# What you will do
Every entry needs to be printed exactly, please.

# Dataset content
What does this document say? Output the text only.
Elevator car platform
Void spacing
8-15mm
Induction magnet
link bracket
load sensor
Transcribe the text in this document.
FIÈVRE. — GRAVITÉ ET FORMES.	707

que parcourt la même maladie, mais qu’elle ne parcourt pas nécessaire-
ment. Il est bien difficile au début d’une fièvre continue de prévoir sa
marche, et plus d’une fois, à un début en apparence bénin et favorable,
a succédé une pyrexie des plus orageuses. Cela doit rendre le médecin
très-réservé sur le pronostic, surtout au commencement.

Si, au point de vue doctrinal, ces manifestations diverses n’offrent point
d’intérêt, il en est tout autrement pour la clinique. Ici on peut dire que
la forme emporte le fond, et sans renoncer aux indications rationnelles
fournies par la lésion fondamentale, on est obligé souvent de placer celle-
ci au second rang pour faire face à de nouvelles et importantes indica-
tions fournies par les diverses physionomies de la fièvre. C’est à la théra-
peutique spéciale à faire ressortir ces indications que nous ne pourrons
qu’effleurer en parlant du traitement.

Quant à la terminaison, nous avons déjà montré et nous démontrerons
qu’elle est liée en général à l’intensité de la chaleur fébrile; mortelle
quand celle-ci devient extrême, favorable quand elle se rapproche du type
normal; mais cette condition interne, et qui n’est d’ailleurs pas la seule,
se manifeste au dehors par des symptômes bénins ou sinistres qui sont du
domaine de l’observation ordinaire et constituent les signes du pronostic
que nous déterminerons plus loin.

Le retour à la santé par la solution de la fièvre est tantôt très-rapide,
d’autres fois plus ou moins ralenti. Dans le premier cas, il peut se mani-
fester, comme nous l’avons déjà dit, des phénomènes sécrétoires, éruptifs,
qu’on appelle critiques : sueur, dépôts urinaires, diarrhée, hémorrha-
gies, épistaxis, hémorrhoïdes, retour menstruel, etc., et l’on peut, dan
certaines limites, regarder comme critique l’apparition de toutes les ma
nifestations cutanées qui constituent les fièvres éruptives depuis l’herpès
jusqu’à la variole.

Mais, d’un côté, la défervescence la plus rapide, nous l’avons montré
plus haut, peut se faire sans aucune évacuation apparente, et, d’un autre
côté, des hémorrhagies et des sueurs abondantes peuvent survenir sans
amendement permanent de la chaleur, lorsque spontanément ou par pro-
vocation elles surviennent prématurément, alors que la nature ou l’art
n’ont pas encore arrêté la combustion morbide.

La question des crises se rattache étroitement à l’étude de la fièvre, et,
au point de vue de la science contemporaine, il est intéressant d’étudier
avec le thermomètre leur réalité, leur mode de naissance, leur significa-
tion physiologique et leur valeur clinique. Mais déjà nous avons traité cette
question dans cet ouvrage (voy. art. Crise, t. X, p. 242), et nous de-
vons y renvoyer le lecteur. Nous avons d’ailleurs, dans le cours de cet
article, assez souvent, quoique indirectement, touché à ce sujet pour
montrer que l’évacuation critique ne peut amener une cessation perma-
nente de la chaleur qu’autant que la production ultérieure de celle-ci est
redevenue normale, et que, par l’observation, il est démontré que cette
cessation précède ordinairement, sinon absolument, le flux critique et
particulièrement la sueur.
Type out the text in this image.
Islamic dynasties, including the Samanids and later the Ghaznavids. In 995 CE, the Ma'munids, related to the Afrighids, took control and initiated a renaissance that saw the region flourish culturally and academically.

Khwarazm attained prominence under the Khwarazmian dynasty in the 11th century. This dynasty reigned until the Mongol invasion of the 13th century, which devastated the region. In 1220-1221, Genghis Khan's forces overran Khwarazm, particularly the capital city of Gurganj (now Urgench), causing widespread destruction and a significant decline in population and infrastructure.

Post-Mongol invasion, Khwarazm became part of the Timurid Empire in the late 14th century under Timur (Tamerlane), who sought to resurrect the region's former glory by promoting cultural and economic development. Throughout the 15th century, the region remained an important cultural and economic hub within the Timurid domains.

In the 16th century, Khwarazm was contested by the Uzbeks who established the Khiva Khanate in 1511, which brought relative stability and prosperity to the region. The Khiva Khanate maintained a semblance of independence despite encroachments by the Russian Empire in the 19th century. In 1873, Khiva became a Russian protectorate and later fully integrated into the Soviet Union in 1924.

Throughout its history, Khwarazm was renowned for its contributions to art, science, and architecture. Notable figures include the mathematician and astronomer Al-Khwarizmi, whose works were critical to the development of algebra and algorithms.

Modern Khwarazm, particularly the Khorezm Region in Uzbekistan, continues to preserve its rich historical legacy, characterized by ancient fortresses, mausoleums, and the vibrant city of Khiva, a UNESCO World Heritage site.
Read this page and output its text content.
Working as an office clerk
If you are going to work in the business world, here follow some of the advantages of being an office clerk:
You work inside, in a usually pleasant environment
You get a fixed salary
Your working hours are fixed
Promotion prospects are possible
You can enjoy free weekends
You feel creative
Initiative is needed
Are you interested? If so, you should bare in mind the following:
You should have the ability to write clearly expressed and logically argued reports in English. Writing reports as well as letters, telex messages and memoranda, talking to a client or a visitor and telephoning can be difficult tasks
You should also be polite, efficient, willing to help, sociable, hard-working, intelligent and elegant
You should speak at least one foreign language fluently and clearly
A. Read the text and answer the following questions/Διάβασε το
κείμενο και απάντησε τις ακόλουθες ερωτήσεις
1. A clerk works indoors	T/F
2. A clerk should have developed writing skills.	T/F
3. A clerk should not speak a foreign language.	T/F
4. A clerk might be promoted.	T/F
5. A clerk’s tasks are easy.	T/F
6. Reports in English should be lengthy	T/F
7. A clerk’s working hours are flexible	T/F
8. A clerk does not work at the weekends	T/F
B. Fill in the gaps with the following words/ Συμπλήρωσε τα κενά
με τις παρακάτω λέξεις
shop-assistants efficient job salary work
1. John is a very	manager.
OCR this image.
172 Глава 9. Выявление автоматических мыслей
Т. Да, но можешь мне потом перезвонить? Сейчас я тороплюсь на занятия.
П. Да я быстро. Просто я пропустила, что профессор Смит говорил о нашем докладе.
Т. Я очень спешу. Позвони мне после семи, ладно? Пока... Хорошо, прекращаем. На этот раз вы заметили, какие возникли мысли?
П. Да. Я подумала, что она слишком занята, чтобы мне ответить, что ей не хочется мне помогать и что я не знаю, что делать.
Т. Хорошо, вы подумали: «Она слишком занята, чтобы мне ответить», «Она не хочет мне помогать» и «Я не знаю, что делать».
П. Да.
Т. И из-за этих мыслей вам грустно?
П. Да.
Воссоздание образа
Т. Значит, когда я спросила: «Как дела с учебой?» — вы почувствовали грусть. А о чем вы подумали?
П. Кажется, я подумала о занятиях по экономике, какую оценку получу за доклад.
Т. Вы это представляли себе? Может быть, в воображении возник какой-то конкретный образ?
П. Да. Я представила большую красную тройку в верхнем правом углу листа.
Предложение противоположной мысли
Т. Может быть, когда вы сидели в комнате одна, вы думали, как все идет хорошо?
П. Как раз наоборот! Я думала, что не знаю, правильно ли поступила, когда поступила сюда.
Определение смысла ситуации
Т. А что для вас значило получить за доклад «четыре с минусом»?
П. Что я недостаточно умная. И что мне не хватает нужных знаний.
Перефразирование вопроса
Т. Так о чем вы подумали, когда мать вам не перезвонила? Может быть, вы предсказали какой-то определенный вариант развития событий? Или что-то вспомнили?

# Worked solution
What does this document say? Output the text only.
Elevator car platform
Void spacing
8-15mm
Induction magnet
link bracket
load sensor
Transcribe the text in this document.
FIÈVRE. — GRAVITÉ ET FORMES.	707

que parcourt la même maladie, mais qu’elle ne parcourt pas nécessaire-
ment. Il est bien difficile au début d’une fièvre continue de prévoir sa
marche, et plus d’une fois, à un début en apparence bénin et favorable,
a succédé une pyrexie des plus orageuses. Cela doit rendre le médecin
très-réservé sur le pronostic, surtout au commencement.

Si, au point de vue doctrinal, ces manifestations diverses n’offrent point
d’intérêt, il en est tout autrement pour la clinique. Ici on peut dire que
la forme emporte le fond, et sans renoncer aux indications rationnelles
fournies par la lésion fondamentale, on est obligé souvent de placer celle-
ci au second rang pour faire face à de nouvelles et importantes indica-
tions fournies par les diverses physionomies de la fièvre. C’est à la théra-
peutique spéciale à faire ressortir ces indications que nous ne pourrons
qu’effleurer en parlant du traitement.

Quant à la terminaison, nous avons déjà montré et nous démontrerons
qu’elle est liée en général à l’intensité de la chaleur fébrile; mortelle
quand celle-ci devient extrême, favorable quand elle se rapproche du type
normal; mais cette condition interne, et qui n’est d’ailleurs pas la seule,
se manifeste au dehors par des symptômes bénins ou sinistres qui sont du
domaine de l’observation ordinaire et constituent les signes du pronostic
que nous déterminerons plus loin.

Le retour à la santé par la solution de la fièvre est tantôt très-rapide,
d’autres fois plus ou moins ralenti. Dans le premier cas, il peut se mani-
fester, comme nous l’avons déjà dit, des phénomènes sécrétoires, éruptifs,
qu’on appelle critiques : sueur, dépôts urinaires, diarrhée, hémorrha-
gies, épistaxis, hémorrhoïdes, retour menstruel, etc., et l’on peut, dan
certaines limites, regarder comme critique l’apparition de toutes les ma
nifestations cutanées qui constituent les fièvres éruptives depuis l’herpès
jusqu’à la variole.

Mais, d’un côté, la défervescence la plus rapide, nous l’avons montré
plus haut, peut se faire sans aucune évacuation apparente, et, d’un autre
côté, des hémorrhagies et des sueurs abondantes peuvent survenir sans
amendement permanent de la chaleur, lorsque spontanément ou par pro-
vocation elles surviennent prématurément, alors que la nature ou l’art
n’ont pas encore arrêté la combustion morbide.

La question des crises se rattache étroitement à l’étude de la fièvre, et,
au point de vue de la science contemporaine, il est intéressant d’étudier
avec le thermomètre leur réalité, leur mode de naissance, leur significa-
tion physiologique et leur valeur clinique. Mais déjà nous avons traité cette
question dans cet ouvrage (voy. art. Crise, t. X, p. 242), et nous de-
vons y renvoyer le lecteur. Nous avons d’ailleurs, dans le cours de cet
article, assez souvent, quoique indirectement, touché à ce sujet pour
montrer que l’évacuation critique ne peut amener une cessation perma-
nente de la chaleur qu’autant que la production ultérieure de celle-ci est
redevenue normale, et que, par l’observation, il est démontré que cette
cessation précède ordinairement, sinon absolument, le flux critique et
particulièrement la sueur.
Type out the text in this image.
Islamic dynasties, including the Samanids and later the Ghaznavids. In 995 CE, the Ma'munids, related to the Afrighids, took control and initiated a renaissance that saw the region flourish culturally and academically.

Khwarazm attained prominence under the Khwarazmian dynasty in the 11th century. This dynasty reigned until the Mongol invasion of the 13th century, which devastated the region. In 1220-1221, Genghis Khan's forces overran Khwarazm, particularly the capital city of Gurganj (now Urgench), causing widespread destruction and a significant decline in population and infrastructure.

Post-Mongol invasion, Khwarazm became part of the Timurid Empire in the late 14th century under Timur (Tamerlane), who sought to resurrect the region's former glory by promoting cultural and economic development. Throughout the 15th century, the region remained an important cultural and economic hub within the Timurid domains.

In the 16th century, Khwarazm was contested by the Uzbeks who established the Khiva Khanate in 1511, which brought relative stability and prosperity to the region. The Khiva Khanate maintained a semblance of independence despite encroachments by the Russian Empire in the 19th century. In 1873, Khiva became a Russian protectorate and later fully integrated into the Soviet Union in 1924.

Throughout its history, Khwarazm was renowned for its contributions to art, science, and architecture. Notable figures include the mathematician and astronomer Al-Khwarizmi, whose works were critical to the development of algebra and algorithms.

Modern Khwarazm, particularly the Khorezm Region in Uzbekistan, continues to preserve its rich historical legacy, characterized by ancient fortresses, mausoleums, and the vibrant city of Khiva, a UNESCO World Heritage site.
Read this page and output its text content.
Working as an office clerk
If you are going to work in the business world, here follow some of the advantages of being an office clerk:
You work inside, in a usually pleasant environment
You get a fixed salary
Your working hours are fixed
Promotion prospects are possible
You can enjoy free weekends
You feel creative
Initiative is needed
Are you interested? If so, you should bare in mind the following:
You should have the ability to write clearly expressed and logically argued reports in English. Writing reports as well as letters, telex messages and memoranda, talking to a client or a visitor and telephoning can be difficult tasks
You should also be polite, efficient, willing to help, sociable, hard-working, intelligent and elegant
You should speak at least one foreign language fluently and clearly
A. Read the text and answer the following questions/Διάβασε το
κείμενο και απάντησε τις ακόλουθες ερωτήσεις
1. A clerk works indoors	T/F
2. A clerk should have developed writing skills.	T/F
3. A clerk should not speak a foreign language.	T/F
4. A clerk might be promoted.	T/F
5. A clerk’s tasks are easy.	T/F
6. Reports in English should be lengthy	T/F
7. A clerk’s working hours are flexible	T/F
8. A clerk does not work at the weekends	T/F
B. Fill in the gaps with the following words/ Συμπλήρωσε τα κενά
με τις παρακάτω λέξεις
shop-assistants efficient job salary work
1. John is a very	manager.
OCR this image.
172 Глава 9. Выявление автоматических мыслей
Т. Да, но можешь мне потом перезвонить? Сейчас я тороплюсь на занятия.
П. Да я быстро. Просто я пропустила, что профессор Смит говорил о нашем докладе.
Т. Я очень спешу. Позвони мне после семи, ладно? Пока... Хорошо, прекращаем. На этот раз вы заметили, какие возникли мысли?
П. Да. Я подумала, что она слишком занята, чтобы мне ответить, что ей не хочется мне помогать и что я не знаю, что делать.
Т. Хорошо, вы подумали: «Она слишком занята, чтобы мне ответить», «Она не хочет мне помогать» и «Я не знаю, что делать».
П. Да.
Т. И из-за этих мыслей вам грустно?
П. Да.
Воссоздание образа
Т. Значит, когда я спросила: «Как дела с учебой?» — вы почувствовали грусть. А о чем вы подумали?
П. Кажется, я подумала о занятиях по экономике, какую оценку получу за доклад.
Т. Вы это представляли себе? Может быть, в воображении возник какой-то конкретный образ?
П. Да. Я представила большую красную тройку в верхнем правом углу листа.
Предложение противоположной мысли
Т. Может быть, когда вы сидели в комнате одна, вы думали, как все идет хорошо?
П. Как раз наоборот! Я думала, что не знаю, правильно ли поступила, когда поступила сюда.
Определение смысла ситуации
Т. А что для вас значило получить за доклад «четыре с минусом»?
П. Что я недостаточно умная. И что мне не хватает нужных знаний.
Перефразирование вопроса
Т. Так о чем вы подумали, когда мать вам не перезвонила? Может быть, вы предсказали какой-то определенный вариант развития событий? Или что-то вспомнили?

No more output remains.